__YOUR OBJECTIVE__
Retype every one of the following lines character for character, without changing anything.
BEGIN LISTED ENTRIES
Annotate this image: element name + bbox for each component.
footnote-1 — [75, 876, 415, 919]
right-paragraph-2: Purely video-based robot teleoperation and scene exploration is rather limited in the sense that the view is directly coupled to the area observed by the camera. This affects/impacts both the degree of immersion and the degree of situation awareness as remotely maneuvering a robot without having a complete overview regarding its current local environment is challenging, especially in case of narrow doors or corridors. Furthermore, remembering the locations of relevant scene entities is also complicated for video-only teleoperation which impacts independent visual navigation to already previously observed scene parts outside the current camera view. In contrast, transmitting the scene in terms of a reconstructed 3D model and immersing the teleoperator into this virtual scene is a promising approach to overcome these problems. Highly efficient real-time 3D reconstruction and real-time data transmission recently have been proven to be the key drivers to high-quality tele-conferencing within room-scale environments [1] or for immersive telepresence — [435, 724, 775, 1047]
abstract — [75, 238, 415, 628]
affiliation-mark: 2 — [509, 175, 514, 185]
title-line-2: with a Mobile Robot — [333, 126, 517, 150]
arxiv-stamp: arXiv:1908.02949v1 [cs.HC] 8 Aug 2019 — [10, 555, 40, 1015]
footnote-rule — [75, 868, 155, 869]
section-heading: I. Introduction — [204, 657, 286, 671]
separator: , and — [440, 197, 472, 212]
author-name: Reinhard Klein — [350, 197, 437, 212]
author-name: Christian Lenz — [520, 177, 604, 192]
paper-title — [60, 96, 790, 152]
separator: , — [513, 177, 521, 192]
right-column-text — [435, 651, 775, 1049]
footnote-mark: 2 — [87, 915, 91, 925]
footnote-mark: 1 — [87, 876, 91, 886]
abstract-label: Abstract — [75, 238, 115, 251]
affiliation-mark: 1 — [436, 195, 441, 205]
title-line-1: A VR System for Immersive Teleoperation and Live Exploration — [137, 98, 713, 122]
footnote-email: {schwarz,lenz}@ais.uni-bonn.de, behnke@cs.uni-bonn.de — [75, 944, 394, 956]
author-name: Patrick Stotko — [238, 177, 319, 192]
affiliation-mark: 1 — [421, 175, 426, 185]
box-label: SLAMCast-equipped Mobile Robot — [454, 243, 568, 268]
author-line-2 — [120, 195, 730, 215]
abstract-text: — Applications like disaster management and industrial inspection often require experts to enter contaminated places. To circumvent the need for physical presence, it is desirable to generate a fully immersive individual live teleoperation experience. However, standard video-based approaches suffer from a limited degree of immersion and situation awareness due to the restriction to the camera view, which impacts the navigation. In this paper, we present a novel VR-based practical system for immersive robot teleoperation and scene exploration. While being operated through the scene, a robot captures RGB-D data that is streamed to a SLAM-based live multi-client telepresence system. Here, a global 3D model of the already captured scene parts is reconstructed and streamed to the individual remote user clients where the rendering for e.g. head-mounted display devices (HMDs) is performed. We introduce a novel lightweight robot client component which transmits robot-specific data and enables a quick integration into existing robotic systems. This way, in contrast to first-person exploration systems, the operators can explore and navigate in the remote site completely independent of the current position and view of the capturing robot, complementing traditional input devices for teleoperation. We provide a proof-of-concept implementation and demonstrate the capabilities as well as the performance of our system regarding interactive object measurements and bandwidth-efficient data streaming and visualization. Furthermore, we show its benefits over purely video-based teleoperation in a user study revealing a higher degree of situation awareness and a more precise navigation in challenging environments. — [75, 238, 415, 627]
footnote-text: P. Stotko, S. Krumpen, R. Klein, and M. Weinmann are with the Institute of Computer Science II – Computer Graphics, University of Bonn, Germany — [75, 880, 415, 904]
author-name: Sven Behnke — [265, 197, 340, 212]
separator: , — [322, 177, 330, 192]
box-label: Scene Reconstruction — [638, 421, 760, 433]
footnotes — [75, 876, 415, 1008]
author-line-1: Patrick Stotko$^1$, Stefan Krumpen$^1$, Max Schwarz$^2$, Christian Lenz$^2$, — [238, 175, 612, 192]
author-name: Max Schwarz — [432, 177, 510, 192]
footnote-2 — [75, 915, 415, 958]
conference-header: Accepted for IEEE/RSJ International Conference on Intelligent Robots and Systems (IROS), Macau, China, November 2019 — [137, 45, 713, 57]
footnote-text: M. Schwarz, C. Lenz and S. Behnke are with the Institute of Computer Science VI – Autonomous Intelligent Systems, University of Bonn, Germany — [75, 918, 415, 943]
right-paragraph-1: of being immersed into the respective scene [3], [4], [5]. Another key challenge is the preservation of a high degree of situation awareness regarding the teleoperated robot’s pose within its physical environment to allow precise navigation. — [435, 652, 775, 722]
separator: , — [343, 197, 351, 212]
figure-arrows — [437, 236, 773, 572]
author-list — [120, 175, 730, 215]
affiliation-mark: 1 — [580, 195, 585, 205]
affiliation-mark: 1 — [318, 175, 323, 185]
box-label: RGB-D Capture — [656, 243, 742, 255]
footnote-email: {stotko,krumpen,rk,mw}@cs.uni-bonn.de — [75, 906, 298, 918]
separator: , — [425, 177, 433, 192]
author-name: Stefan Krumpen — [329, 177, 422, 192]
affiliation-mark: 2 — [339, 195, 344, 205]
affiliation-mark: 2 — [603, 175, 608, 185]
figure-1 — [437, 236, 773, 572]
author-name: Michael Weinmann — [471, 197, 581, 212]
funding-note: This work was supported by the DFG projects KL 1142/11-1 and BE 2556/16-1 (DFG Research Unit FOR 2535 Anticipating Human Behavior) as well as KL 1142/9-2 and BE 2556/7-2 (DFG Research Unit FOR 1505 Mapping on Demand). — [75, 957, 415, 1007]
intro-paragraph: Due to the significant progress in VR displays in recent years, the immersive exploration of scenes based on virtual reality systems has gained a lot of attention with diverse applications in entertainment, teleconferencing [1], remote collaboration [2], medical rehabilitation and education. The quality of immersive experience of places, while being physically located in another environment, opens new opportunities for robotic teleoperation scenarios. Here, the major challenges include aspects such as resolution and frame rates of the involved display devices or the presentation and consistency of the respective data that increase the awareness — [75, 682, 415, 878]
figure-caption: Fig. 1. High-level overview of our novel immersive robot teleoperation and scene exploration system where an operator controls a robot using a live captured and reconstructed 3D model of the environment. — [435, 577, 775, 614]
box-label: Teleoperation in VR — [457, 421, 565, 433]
END LISTED ENTRIES
__REPLY TO THE EXERCISE__
Annotate this image: element name + bbox for each component.
footnote-1 — [75, 876, 415, 919]
right-paragraph-2: Purely video-based robot teleoperation and scene exploration is rather limited in the sense that the view is directly coupled to the area observed by the camera. This affects/impacts both the degree of immersion and the degree of situation awareness as remotely maneuvering a robot without having a complete overview regarding its current local environment is challenging, especially in case of narrow doors or corridors. Furthermore, remembering the locations of relevant scene entities is also complicated for video-only teleoperation which impacts independent visual navigation to already previously observed scene parts outside the current camera view. In contrast, transmitting the scene in terms of a reconstructed 3D model and immersing the teleoperator into this virtual scene is a promising approach to overcome these problems. Highly efficient real-time 3D reconstruction and real-time data transmission recently have been proven to be the key drivers to high-quality tele-conferencing within room-scale environments [1] or for immersive telepresence — [435, 724, 775, 1047]
abstract — [75, 238, 415, 628]
affiliation-mark: 2 — [509, 175, 514, 185]
title-line-2: with a Mobile Robot — [333, 126, 517, 150]
arxiv-stamp: arXiv:1908.02949v1 [cs.HC] 8 Aug 2019 — [10, 555, 40, 1015]
footnote-rule — [75, 868, 155, 869]
section-heading: I. Introduction — [204, 657, 286, 671]
separator: , and — [440, 197, 472, 212]
author-name: Reinhard Klein — [350, 197, 437, 212]
author-name: Christian Lenz — [520, 177, 604, 192]
paper-title — [60, 96, 790, 152]
separator: , — [513, 177, 521, 192]
right-column-text — [435, 651, 775, 1049]
footnote-mark: 2 — [87, 915, 91, 925]
footnote-mark: 1 — [87, 876, 91, 886]
abstract-label: Abstract — [75, 238, 115, 251]
affiliation-mark: 1 — [436, 195, 441, 205]
title-line-1: A VR System for Immersive Teleoperation and Live Exploration — [137, 98, 713, 122]
footnote-email: {schwarz,lenz}@ais.uni-bonn.de, behnke@cs.uni-bonn.de — [75, 944, 394, 956]
author-name: Patrick Stotko — [238, 177, 319, 192]
affiliation-mark: 1 — [421, 175, 426, 185]
box-label: SLAMCast-equipped Mobile Robot — [454, 243, 568, 268]
author-line-2 — [120, 195, 730, 215]
abstract-text: — Applications like disaster management and industrial inspection often require experts to enter contaminated places. To circumvent the need for physical presence, it is desirable to generate a fully immersive individual live teleoperation experience. However, standard video-based approaches suffer from a limited degree of immersion and situation awareness due to the restriction to the camera view, which impacts the navigation. In this paper, we present a novel VR-based practical system for immersive robot teleoperation and scene exploration. While being operated through the scene, a robot captures RGB-D data that is streamed to a SLAM-based live multi-client telepresence system. Here, a global 3D model of the already captured scene parts is reconstructed and streamed to the individual remote user clients where the rendering for e.g. head-mounted display devices (HMDs) is performed. We introduce a novel lightweight robot client component which transmits robot-specific data and enables a quick integration into existing robotic systems. This way, in contrast to first-person exploration systems, the operators can explore and navigate in the remote site completely independent of the current position and view of the capturing robot, complementing traditional input devices for teleoperation. We provide a proof-of-concept implementation and demonstrate the capabilities as well as the performance of our system regarding interactive object measurements and bandwidth-efficient data streaming and visualization. Furthermore, we show its benefits over purely video-based teleoperation in a user study revealing a higher degree of situation awareness and a more precise navigation in challenging environments. — [75, 238, 415, 627]
footnote-text: P. Stotko, S. Krumpen, R. Klein, and M. Weinmann are with the Institute of Computer Science II – Computer Graphics, University of Bonn, Germany — [75, 880, 415, 904]
author-name: Sven Behnke — [265, 197, 340, 212]
separator: , — [322, 177, 330, 192]
box-label: Scene Reconstruction — [638, 421, 760, 433]
footnotes — [75, 876, 415, 1008]
author-line-1: Patrick Stotko$^1$, Stefan Krumpen$^1$, Max Schwarz$^2$, Christian Lenz$^2$, — [238, 175, 612, 192]
author-name: Max Schwarz — [432, 177, 510, 192]
footnote-2 — [75, 915, 415, 958]
conference-header: Accepted for IEEE/RSJ International Conference on Intelligent Robots and Systems (IROS), Macau, China, November 2019 — [137, 45, 713, 57]
footnote-text: M. Schwarz, C. Lenz and S. Behnke are with the Institute of Computer Science VI – Autonomous Intelligent Systems, University of Bonn, Germany — [75, 918, 415, 943]
right-paragraph-1: of being immersed into the respective scene [3], [4], [5]. Another key challenge is the preservation of a high degree of situation awareness regarding the teleoperated robot’s pose within its physical environment to allow precise navigation. — [435, 652, 775, 722]
separator: , — [343, 197, 351, 212]
figure-arrows — [437, 236, 773, 572]
author-list — [120, 175, 730, 215]
affiliation-mark: 1 — [580, 195, 585, 205]
affiliation-mark: 1 — [318, 175, 323, 185]
box-label: RGB-D Capture — [656, 243, 742, 255]
footnote-email: {stotko,krumpen,rk,mw}@cs.uni-bonn.de — [75, 906, 298, 918]
separator: , — [425, 177, 433, 192]
author-name: Stefan Krumpen — [329, 177, 422, 192]
affiliation-mark: 2 — [339, 195, 344, 205]
affiliation-mark: 2 — [603, 175, 608, 185]
figure-1 — [437, 236, 773, 572]
author-name: Michael Weinmann — [471, 197, 581, 212]
funding-note: This work was supported by the DFG projects KL 1142/11-1 and BE 2556/16-1 (DFG Research Unit FOR 2535 Anticipating Human Behavior) as well as KL 1142/9-2 and BE 2556/7-2 (DFG Research Unit FOR 1505 Mapping on Demand). — [75, 957, 415, 1007]
intro-paragraph: Due to the significant progress in VR displays in recent years, the immersive exploration of scenes based on virtual reality systems has gained a lot of attention with diverse applications in entertainment, teleconferencing [1], remote collaboration [2], medical rehabilitation and education. The quality of immersive experience of places, while being physically located in another environment, opens new opportunities for robotic teleoperation scenarios. Here, the major challenges include aspects such as resolution and frame rates of the involved display devices or the presentation and consistency of the respective data that increase the awareness — [75, 682, 415, 878]
figure-caption: Fig. 1. High-level overview of our novel immersive robot teleoperation and scene exploration system where an operator controls a robot using a live captured and reconstructed 3D model of the environment. — [435, 577, 775, 614]
box-label: Teleoperation in VR — [457, 421, 565, 433]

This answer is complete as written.